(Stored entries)
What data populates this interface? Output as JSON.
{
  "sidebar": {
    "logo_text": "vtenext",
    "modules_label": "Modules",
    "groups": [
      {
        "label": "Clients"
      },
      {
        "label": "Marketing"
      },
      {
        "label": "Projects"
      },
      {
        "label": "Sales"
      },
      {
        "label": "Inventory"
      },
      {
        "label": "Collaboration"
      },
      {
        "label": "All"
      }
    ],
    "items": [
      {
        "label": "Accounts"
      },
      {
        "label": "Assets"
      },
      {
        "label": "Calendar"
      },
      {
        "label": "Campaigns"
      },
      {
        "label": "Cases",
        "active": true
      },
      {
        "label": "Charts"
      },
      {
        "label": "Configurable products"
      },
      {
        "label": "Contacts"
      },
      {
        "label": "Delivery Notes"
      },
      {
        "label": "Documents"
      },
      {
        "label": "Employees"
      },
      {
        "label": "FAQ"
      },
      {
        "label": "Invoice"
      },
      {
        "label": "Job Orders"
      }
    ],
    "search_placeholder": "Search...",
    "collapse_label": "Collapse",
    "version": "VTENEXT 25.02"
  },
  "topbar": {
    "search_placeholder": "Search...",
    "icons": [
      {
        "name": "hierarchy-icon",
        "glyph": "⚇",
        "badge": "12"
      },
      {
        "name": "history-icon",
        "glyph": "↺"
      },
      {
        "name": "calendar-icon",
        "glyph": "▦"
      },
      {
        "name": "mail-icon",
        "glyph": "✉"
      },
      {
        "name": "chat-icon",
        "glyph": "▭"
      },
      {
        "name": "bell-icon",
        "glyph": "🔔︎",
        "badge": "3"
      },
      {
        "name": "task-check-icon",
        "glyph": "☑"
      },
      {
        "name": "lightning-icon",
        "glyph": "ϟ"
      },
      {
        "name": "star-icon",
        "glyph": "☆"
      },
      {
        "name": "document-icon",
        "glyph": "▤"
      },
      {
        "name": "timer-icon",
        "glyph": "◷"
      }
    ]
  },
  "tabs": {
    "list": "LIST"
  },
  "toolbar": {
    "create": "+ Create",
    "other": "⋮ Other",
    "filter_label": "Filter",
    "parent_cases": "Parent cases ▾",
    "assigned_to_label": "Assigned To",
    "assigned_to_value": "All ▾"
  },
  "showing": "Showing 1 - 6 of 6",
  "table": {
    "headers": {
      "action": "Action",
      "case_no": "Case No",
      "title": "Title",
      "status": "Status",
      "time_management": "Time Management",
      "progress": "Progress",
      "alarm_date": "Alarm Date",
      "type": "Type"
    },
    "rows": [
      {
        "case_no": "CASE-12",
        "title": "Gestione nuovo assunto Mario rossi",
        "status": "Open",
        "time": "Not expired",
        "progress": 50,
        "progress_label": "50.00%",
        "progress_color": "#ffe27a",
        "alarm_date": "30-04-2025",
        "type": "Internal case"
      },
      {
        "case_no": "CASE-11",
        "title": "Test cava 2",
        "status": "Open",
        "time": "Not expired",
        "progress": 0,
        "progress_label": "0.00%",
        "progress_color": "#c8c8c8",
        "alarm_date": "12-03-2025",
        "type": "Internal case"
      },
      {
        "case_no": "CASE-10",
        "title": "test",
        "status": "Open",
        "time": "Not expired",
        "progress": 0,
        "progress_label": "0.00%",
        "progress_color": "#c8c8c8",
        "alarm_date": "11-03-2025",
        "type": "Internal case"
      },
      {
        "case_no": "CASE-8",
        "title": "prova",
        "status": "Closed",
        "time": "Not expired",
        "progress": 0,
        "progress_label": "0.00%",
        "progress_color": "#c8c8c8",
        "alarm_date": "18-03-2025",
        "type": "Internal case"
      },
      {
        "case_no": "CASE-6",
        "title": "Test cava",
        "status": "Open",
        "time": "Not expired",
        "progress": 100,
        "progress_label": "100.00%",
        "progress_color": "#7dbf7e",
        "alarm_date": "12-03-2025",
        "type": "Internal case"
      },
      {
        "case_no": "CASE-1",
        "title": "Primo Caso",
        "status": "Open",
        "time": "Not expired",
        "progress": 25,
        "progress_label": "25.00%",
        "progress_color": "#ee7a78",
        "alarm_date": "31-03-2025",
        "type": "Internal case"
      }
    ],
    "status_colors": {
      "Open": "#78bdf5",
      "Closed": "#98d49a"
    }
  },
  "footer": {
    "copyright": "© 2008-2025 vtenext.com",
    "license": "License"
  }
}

▶ What the task asks: Generate an exact reproduction of all entries.

▶ Answer below:
What data populates this interface? Output as JSON.
{
  "sidebar": {
    "logo_text": "vtenext",
    "modules_label": "Modules",
    "groups": [
      {
        "label": "Clients"
      },
      {
        "label": "Marketing"
      },
      {
        "label": "Projects"
      },
      {
        "label": "Sales"
      },
      {
        "label": "Inventory"
      },
      {
        "label": "Collaboration"
      },
      {
        "label": "All"
      }
    ],
    "items": [
      {
        "label": "Accounts"
      },
      {
        "label": "Assets"
      },
      {
        "label": "Calendar"
      },
      {
        "label": "Campaigns"
      },
      {
        "label": "Cases",
        "active": true
      },
      {
        "label": "Charts"
      },
      {
        "label": "Configurable products"
      },
      {
        "label": "Contacts"
      },
      {
        "label": "Delivery Notes"
      },
      {
        "label": "Documents"
      },
      {
        "label": "Employees"
      },
      {
        "label": "FAQ"
      },
      {
        "label": "Invoice"
      },
      {
        "label": "Job Orders"
      }
    ],
    "search_placeholder": "Search...",
    "collapse_label": "Collapse",
    "version": "VTENEXT 25.02"
  },
  "topbar": {
    "search_placeholder": "Search...",
    "icons": [
      {
        "name": "hierarchy-icon",
        "glyph": "⚇",
        "badge": "12"
      },
      {
        "name": "history-icon",
        "glyph": "↺"
      },
      {
        "name": "calendar-icon",
        "glyph": "▦"
      },
      {
        "name": "mail-icon",
        "glyph": "✉"
      },
      {
        "name": "chat-icon",
        "glyph": "▭"
      },
      {
        "name": "bell-icon",
        "glyph": "🔔︎",
        "badge": "3"
      },
      {
        "name": "task-check-icon",
        "glyph": "☑"
      },
      {
        "name": "lightning-icon",
        "glyph": "ϟ"
      },
      {
        "name": "star-icon",
        "glyph": "☆"
      },
      {
        "name": "document-icon",
        "glyph": "▤"
      },
      {
        "name": "timer-icon",
        "glyph": "◷"
      }
    ]
  },
  "tabs": {
    "list": "LIST"
  },
  "toolbar": {
    "create": "+ Create",
    "other": "⋮ Other",
    "filter_label": "Filter",
    "parent_cases": "Parent cases ▾",
    "assigned_to_label": "Assigned To",
    "assigned_to_value": "All ▾"
  },
  "showing": "Showing 1 - 6 of 6",
  "table": {
    "headers": {
      "action": "Action",
      "case_no": "Case No",
      "title": "Title",
      "status": "Status",
      "time_management": "Time Management",
      "progress": "Progress",
      "alarm_date": "Alarm Date",
      "type": "Type"
    },
    "rows": [
      {
        "case_no": "CASE-12",
        "title": "Gestione nuovo assunto Mario rossi",
        "status": "Open",
        "time": "Not expired",
        "progress": 50,
        "progress_label": "50.00%",
        "progress_color": "#ffe27a",
        "alarm_date": "30-04-2025",
        "type": "Internal case"
      },
      {
        "case_no": "CASE-11",
        "title": "Test cava 2",
        "status": "Open",
        "time": "Not expired",
        "progress": 0,
        "progress_label": "0.00%",
        "progress_color": "#c8c8c8",
        "alarm_date": "12-03-2025",
        "type": "Internal case"
      },
      {
        "case_no": "CASE-10",
        "title": "test",
        "status": "Open",
        "time": "Not expired",
        "progress": 0,
        "progress_label": "0.00%",
        "progress_color": "#c8c8c8",
        "alarm_date": "11-03-2025",
        "type": "Internal case"
      },
      {
        "case_no": "CASE-8",
        "title": "prova",
        "status": "Closed",
        "time": "Not expired",
        "progress": 0,
        "progress_label": "0.00%",
        "progress_color": "#c8c8c8",
        "alarm_date": "18-03-2025",
        "type": "Internal case"
      },
      {
        "case_no": "CASE-6",
        "title": "Test cava",
        "status": "Open",
        "time": "Not expired",
        "progress": 100,
        "progress_label": "100.00%",
        "progress_color": "#7dbf7e",
        "alarm_date": "12-03-2025",
        "type": "Internal case"
      },
      {
        "case_no": "CASE-1",
        "title": "Primo Caso",
        "status": "Open",
        "time": "Not expired",
        "progress": 25,
        "progress_label": "25.00%",
        "progress_color": "#ee7a78",
        "alarm_date": "31-03-2025",
        "type": "Internal case"
      }
    ],
    "status_colors": {
      "Open": "#78bdf5",
      "Closed": "#98d49a"
    }
  },
  "footer": {
    "copyright": "© 2008-2025 vtenext.com",
    "license": "License"
  }
}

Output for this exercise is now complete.